> Written problem: Nothing in the data should change when you return it, but leave the pictures out.

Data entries
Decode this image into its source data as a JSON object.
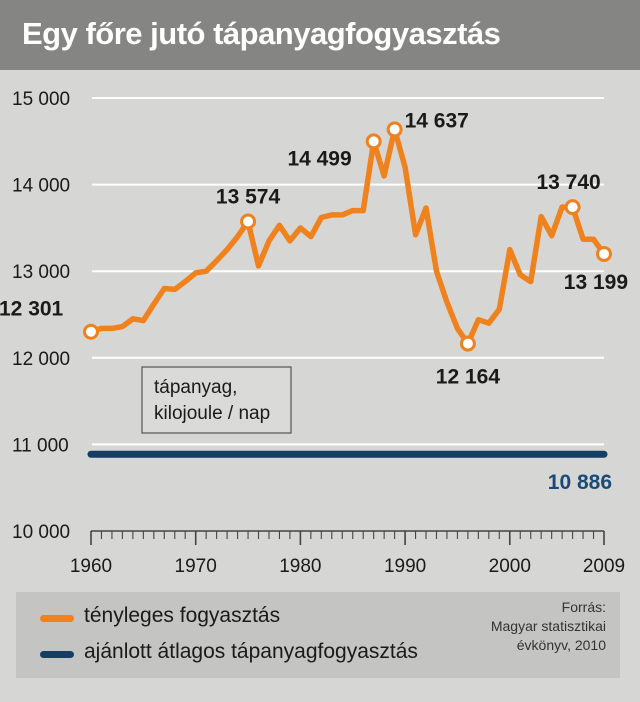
{
  "title": "Egy főre jutó tápanyagfogyasztás",
  "colors": {
    "actual": "#f0821e",
    "recommended": "#163e63",
    "recommended_label": "#1a4a78",
    "grid": "#ffffff",
    "text": "#1a1a1a"
  },
  "chart_data": {
    "type": "line",
    "unit_box": [
      "tápanyag,",
      "kilojoule / nap"
    ],
    "xlim": [
      1960,
      2009
    ],
    "ylim": [
      10000,
      15000
    ],
    "x_tick_labels": [
      "1960",
      "1970",
      "1980",
      "1990",
      "2000",
      "2009"
    ],
    "y_tick_labels": [
      "15 000",
      "14 000",
      "13 000",
      "12 000",
      "11 000",
      "10 000"
    ],
    "grid": true,
    "series": [
      {
        "name": "tényleges fogyasztás",
        "x": [
          1960,
          1961,
          1962,
          1963,
          1964,
          1965,
          1966,
          1967,
          1968,
          1969,
          1970,
          1971,
          1972,
          1973,
          1974,
          1975,
          1976,
          1977,
          1978,
          1979,
          1980,
          1981,
          1982,
          1983,
          1984,
          1985,
          1986,
          1987,
          1988,
          1989,
          1990,
          1991,
          1992,
          1993,
          1994,
          1995,
          1996,
          1997,
          1998,
          1999,
          2000,
          2001,
          2002,
          2003,
          2004,
          2005,
          2006,
          2007,
          2008,
          2009
        ],
        "values": [
          12301,
          12340,
          12340,
          12360,
          12450,
          12430,
          12620,
          12800,
          12790,
          12880,
          12980,
          13000,
          13120,
          13250,
          13400,
          13574,
          13060,
          13350,
          13530,
          13350,
          13500,
          13400,
          13620,
          13650,
          13650,
          13700,
          13700,
          14499,
          14100,
          14637,
          14200,
          13420,
          13730,
          13000,
          12640,
          12340,
          12164,
          12440,
          12400,
          12560,
          13250,
          12960,
          12880,
          13630,
          13410,
          13740,
          13740,
          13370,
          13370,
          13199
        ]
      },
      {
        "name": "ajánlott átlagos tápanyagfogyasztás",
        "x": [
          1960,
          2009
        ],
        "values": [
          10886,
          10886
        ]
      }
    ],
    "annotations": [
      {
        "x": 1960,
        "y": 12301,
        "label": "12 301"
      },
      {
        "x": 1975,
        "y": 13574,
        "label": "13 574"
      },
      {
        "x": 1987,
        "y": 14499,
        "label": "14 499"
      },
      {
        "x": 1989,
        "y": 14637,
        "label": "14 637"
      },
      {
        "x": 1996,
        "y": 12164,
        "label": "12 164"
      },
      {
        "x": 2006,
        "y": 13740,
        "label": "13 740"
      },
      {
        "x": 2009,
        "y": 13199,
        "label": "13 199"
      }
    ],
    "reference_label": "10 886"
  },
  "legend": {
    "actual_label": "tényleges fogyasztás",
    "recommended_label": "ajánlott átlagos tápanyagfogyasztás"
  },
  "source": {
    "line1": "Forrás:",
    "line2": "Magyar statisztikai",
    "line3": "évkönyv, 2010"
  }
}
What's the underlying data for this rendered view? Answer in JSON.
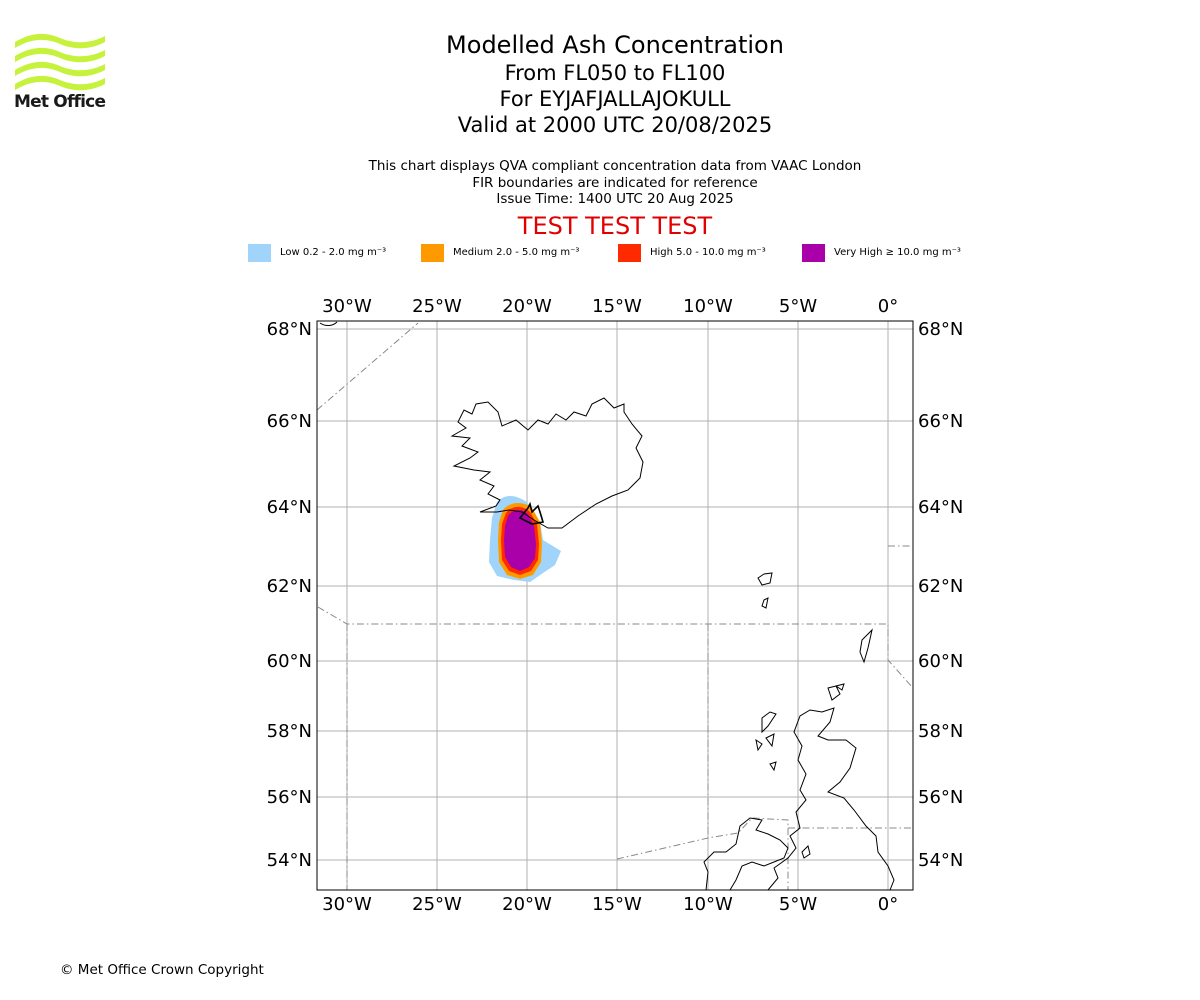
{
  "header": {
    "logo_text": "Met Office",
    "title": "Modelled Ash Concentration",
    "subtitle_levels": "From FL050 to FL100",
    "subtitle_volcano": "For EYJAFJALLAJOKULL",
    "subtitle_valid": "Valid at 2000 UTC 20/08/2025",
    "info_lines": [
      "This chart displays QVA compliant concentration data from VAAC London",
      "FIR boundaries are indicated for reference",
      "Issue Time: 1400 UTC 20 Aug 2025"
    ],
    "test_banner": "TEST TEST TEST"
  },
  "legend": [
    {
      "label": "Low 0.2 - 2.0 mg m⁻³",
      "color": "#a0d4fa"
    },
    {
      "label": "Medium 2.0 - 5.0 mg m⁻³",
      "color": "#ff9900"
    },
    {
      "label": "High 5.0 - 10.0 mg m⁻³",
      "color": "#ff2a00"
    },
    {
      "label": "Very High  ≥  10.0 mg m⁻³",
      "color": "#aa00aa"
    }
  ],
  "map": {
    "lon_ticks": [
      "30°W",
      "25°W",
      "20°W",
      "15°W",
      "10°W",
      "5°W",
      "0°"
    ],
    "lat_ticks": [
      "68°N",
      "66°N",
      "64°N",
      "62°N",
      "60°N",
      "58°N",
      "56°N",
      "54°N"
    ],
    "lon_range": [
      -31.7,
      1.4
    ],
    "lat_range": [
      53.0,
      68.2
    ],
    "colors": {
      "grid": "#b0b0b0",
      "coast": "#000000",
      "fir": "#888888",
      "low": "#a0d4fa",
      "medium": "#ff9900",
      "high": "#ff2a00",
      "very_high": "#aa00aa"
    }
  },
  "footer": {
    "copyright": "© Met Office Crown Copyright"
  }
}
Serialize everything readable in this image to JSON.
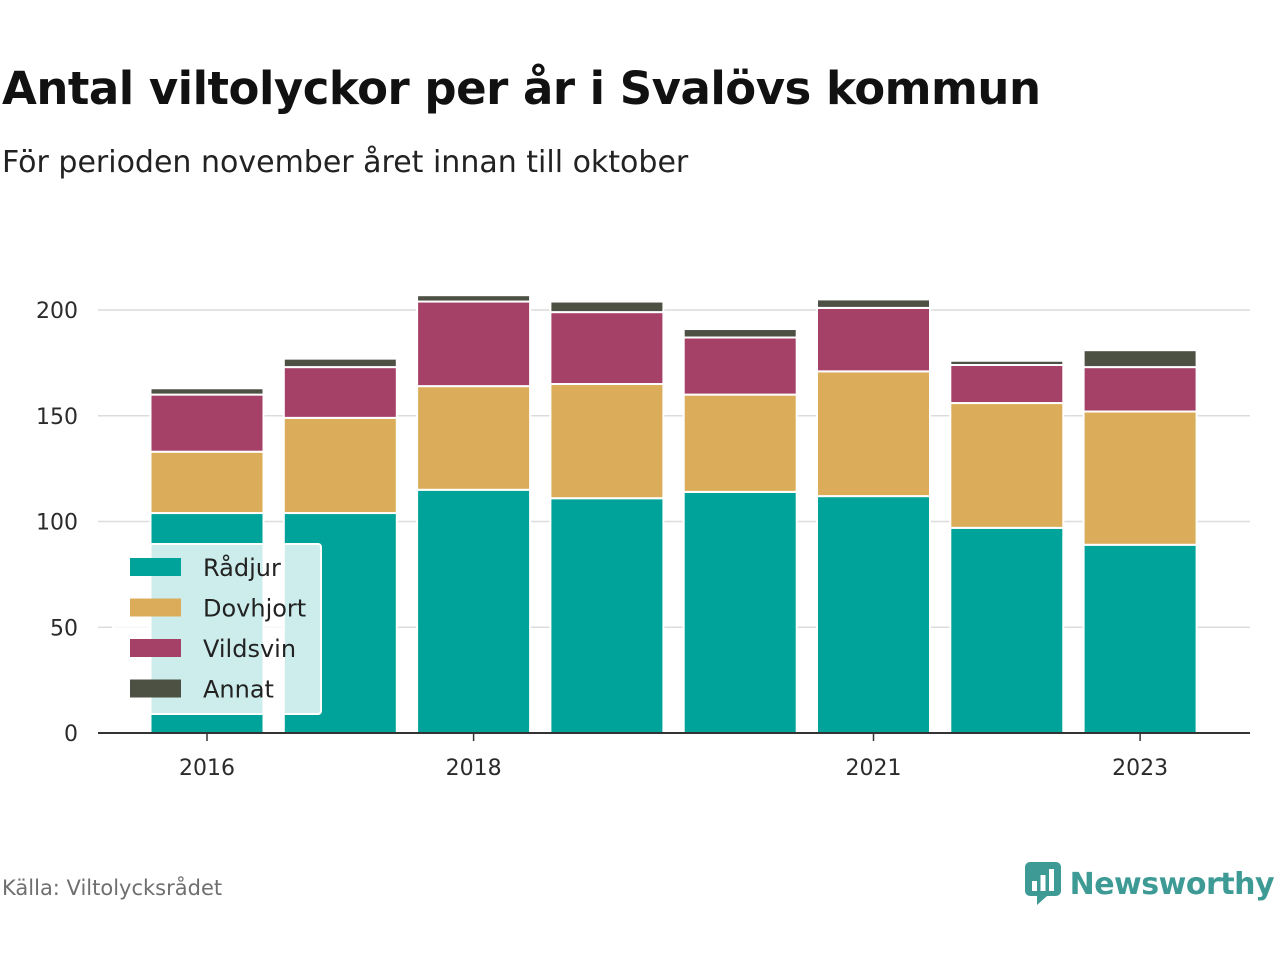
{
  "title": "Antal viltolyckor per år i Svalövs kommun",
  "subtitle": "För perioden november året innan till oktober",
  "source": "Källa: Viltolycksrådet",
  "brand": {
    "name": "Newsworthy",
    "icon": "newsworthy-logo-icon",
    "color": "#3d9a94"
  },
  "chart_data": {
    "type": "bar",
    "stacked": true,
    "categories": [
      "2016",
      "2017",
      "2018",
      "2019",
      "2020",
      "2021",
      "2022",
      "2023"
    ],
    "x_tick_labels": [
      "2016",
      "",
      "2018",
      "",
      "",
      "2021",
      "",
      "2023"
    ],
    "y_ticks": [
      "0",
      "50",
      "100",
      "150",
      "200"
    ],
    "ylim": [
      0,
      200
    ],
    "grid": true,
    "legend_position": "bottom-left",
    "series": [
      {
        "name": "Rådjur",
        "color": "#00a39a",
        "values": [
          104,
          104,
          115,
          111,
          114,
          112,
          97,
          89
        ]
      },
      {
        "name": "Dovhjort",
        "color": "#dbad5a",
        "values": [
          29,
          45,
          49,
          54,
          46,
          59,
          59,
          63
        ]
      },
      {
        "name": "Vildsvin",
        "color": "#a54167",
        "values": [
          27,
          24,
          40,
          34,
          27,
          30,
          18,
          21
        ]
      },
      {
        "name": "Annat",
        "color": "#4d5143",
        "values": [
          3,
          4,
          3,
          5,
          4,
          4,
          2,
          8
        ]
      }
    ]
  }
}
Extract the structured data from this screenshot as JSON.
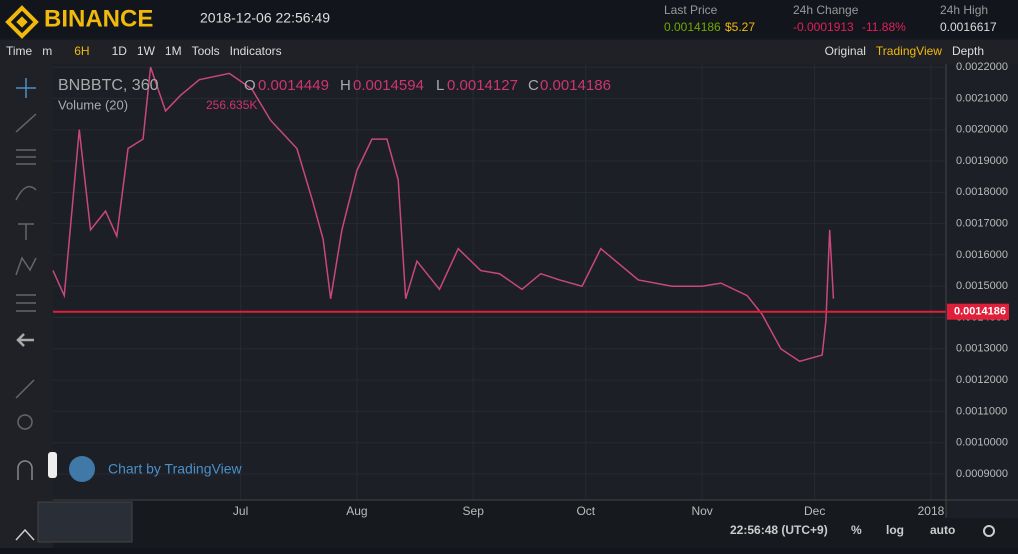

> Result:
Decode this image into its source data as a JSON object.
{
  "title": "Egy főre jutó tápanyagfogyasztás",
  "colors": {
    "actual": "#f0821e",
    "recommended": "#163e63",
    "recommended_label": "#1a4a78",
    "grid": "#ffffff",
    "text": "#1a1a1a"
  },
  "chart_data": {
    "type": "line",
    "unit_box": [
      "tápanyag,",
      "kilojoule / nap"
    ],
    "xlim": [
      1960,
      2009
    ],
    "ylim": [
      10000,
      15000
    ],
    "x_tick_labels": [
      "1960",
      "1970",
      "1980",
      "1990",
      "2000",
      "2009"
    ],
    "y_tick_labels": [
      "15 000",
      "14 000",
      "13 000",
      "12 000",
      "11 000",
      "10 000"
    ],
    "grid": true,
    "series": [
      {
        "name": "tényleges fogyasztás",
        "x": [
          1960,
          1961,
          1962,
          1963,
          1964,
          1965,
          1966,
          1967,
          1968,
          1969,
          1970,
          1971,
          1972,
          1973,
          1974,
          1975,
          1976,
          1977,
          1978,
          1979,
          1980,
          1981,
          1982,
          1983,
          1984,
          1985,
          1986,
          1987,
          1988,
          1989,
          1990,
          1991,
          1992,
          1993,
          1994,
          1995,
          1996,
          1997,
          1998,
          1999,
          2000,
          2001,
          2002,
          2003,
          2004,
          2005,
          2006,
          2007,
          2008,
          2009
        ],
        "values": [
          12301,
          12340,
          12340,
          12360,
          12450,
          12430,
          12620,
          12800,
          12790,
          12880,
          12980,
          13000,
          13120,
          13250,
          13400,
          13574,
          13060,
          13350,
          13530,
          13350,
          13500,
          13400,
          13620,
          13650,
          13650,
          13700,
          13700,
          14499,
          14100,
          14637,
          14200,
          13420,
          13730,
          13000,
          12640,
          12340,
          12164,
          12440,
          12400,
          12560,
          13250,
          12960,
          12880,
          13630,
          13410,
          13740,
          13740,
          13370,
          13370,
          13199
        ]
      },
      {
        "name": "ajánlott átlagos tápanyagfogyasztás",
        "x": [
          1960,
          2009
        ],
        "values": [
          10886,
          10886
        ]
      }
    ],
    "annotations": [
      {
        "x": 1960,
        "y": 12301,
        "label": "12 301"
      },
      {
        "x": 1975,
        "y": 13574,
        "label": "13 574"
      },
      {
        "x": 1987,
        "y": 14499,
        "label": "14 499"
      },
      {
        "x": 1989,
        "y": 14637,
        "label": "14 637"
      },
      {
        "x": 1996,
        "y": 12164,
        "label": "12 164"
      },
      {
        "x": 2006,
        "y": 13740,
        "label": "13 740"
      },
      {
        "x": 2009,
        "y": 13199,
        "label": "13 199"
      }
    ],
    "reference_label": "10 886"
  },
  "legend": {
    "actual_label": "tényleges fogyasztás",
    "recommended_label": "ajánlott átlagos tápanyagfogyasztás"
  },
  "source": {
    "line1": "Forrás:",
    "line2": "Magyar statisztikai",
    "line3": "évkönyv, 2010"
  }
}
What's the underlying data for this rendered view? Answer in JSON.
{
  "header": {
    "logo_text": "Met Office",
    "title": "Modelled Ash Concentration",
    "subtitle_levels": "From FL050 to FL100",
    "subtitle_volcano": "For EYJAFJALLAJOKULL",
    "subtitle_valid": "Valid at 2000 UTC 20/08/2025",
    "info_lines": [
      "This chart displays QVA compliant concentration data from VAAC London",
      "FIR boundaries are indicated for reference",
      "Issue Time: 1400 UTC 20 Aug 2025"
    ],
    "test_banner": "TEST TEST TEST"
  },
  "legend": [
    {
      "label": "Low 0.2 - 2.0 mg m⁻³",
      "color": "#a0d4fa"
    },
    {
      "label": "Medium 2.0 - 5.0 mg m⁻³",
      "color": "#ff9900"
    },
    {
      "label": "High 5.0 - 10.0 mg m⁻³",
      "color": "#ff2a00"
    },
    {
      "label": "Very High  ≥  10.0 mg m⁻³",
      "color": "#aa00aa"
    }
  ],
  "map": {
    "lon_ticks": [
      "30°W",
      "25°W",
      "20°W",
      "15°W",
      "10°W",
      "5°W",
      "0°"
    ],
    "lat_ticks": [
      "68°N",
      "66°N",
      "64°N",
      "62°N",
      "60°N",
      "58°N",
      "56°N",
      "54°N"
    ],
    "lon_range": [
      -31.7,
      1.4
    ],
    "lat_range": [
      53.0,
      68.2
    ],
    "colors": {
      "grid": "#b0b0b0",
      "coast": "#000000",
      "fir": "#888888",
      "low": "#a0d4fa",
      "medium": "#ff9900",
      "high": "#ff2a00",
      "very_high": "#aa00aa"
    }
  },
  "footer": {
    "copyright": "© Met Office Crown Copyright"
  }
}
Serialize everything readable in this image to JSON.
{
  "title": "Antal viltolyckor per år i Svalövs kommun",
  "subtitle": "För perioden november året innan till oktober",
  "source": "Källa: Viltolycksrådet",
  "brand": {
    "name": "Newsworthy",
    "icon": "newsworthy-logo-icon",
    "color": "#3d9a94"
  },
  "chart_data": {
    "type": "bar",
    "stacked": true,
    "categories": [
      "2016",
      "2017",
      "2018",
      "2019",
      "2020",
      "2021",
      "2022",
      "2023"
    ],
    "x_tick_labels": [
      "2016",
      "",
      "2018",
      "",
      "",
      "2021",
      "",
      "2023"
    ],
    "y_ticks": [
      "0",
      "50",
      "100",
      "150",
      "200"
    ],
    "ylim": [
      0,
      200
    ],
    "grid": true,
    "legend_position": "bottom-left",
    "series": [
      {
        "name": "Rådjur",
        "color": "#00a39a",
        "values": [
          104,
          104,
          115,
          111,
          114,
          112,
          97,
          89
        ]
      },
      {
        "name": "Dovhjort",
        "color": "#dbad5a",
        "values": [
          29,
          45,
          49,
          54,
          46,
          59,
          59,
          63
        ]
      },
      {
        "name": "Vildsvin",
        "color": "#a54167",
        "values": [
          27,
          24,
          40,
          34,
          27,
          30,
          18,
          21
        ]
      },
      {
        "name": "Annat",
        "color": "#4d5143",
        "values": [
          3,
          4,
          3,
          5,
          4,
          4,
          2,
          8
        ]
      }
    ]
  }
}
Extract the structured data from this screenshot as JSON.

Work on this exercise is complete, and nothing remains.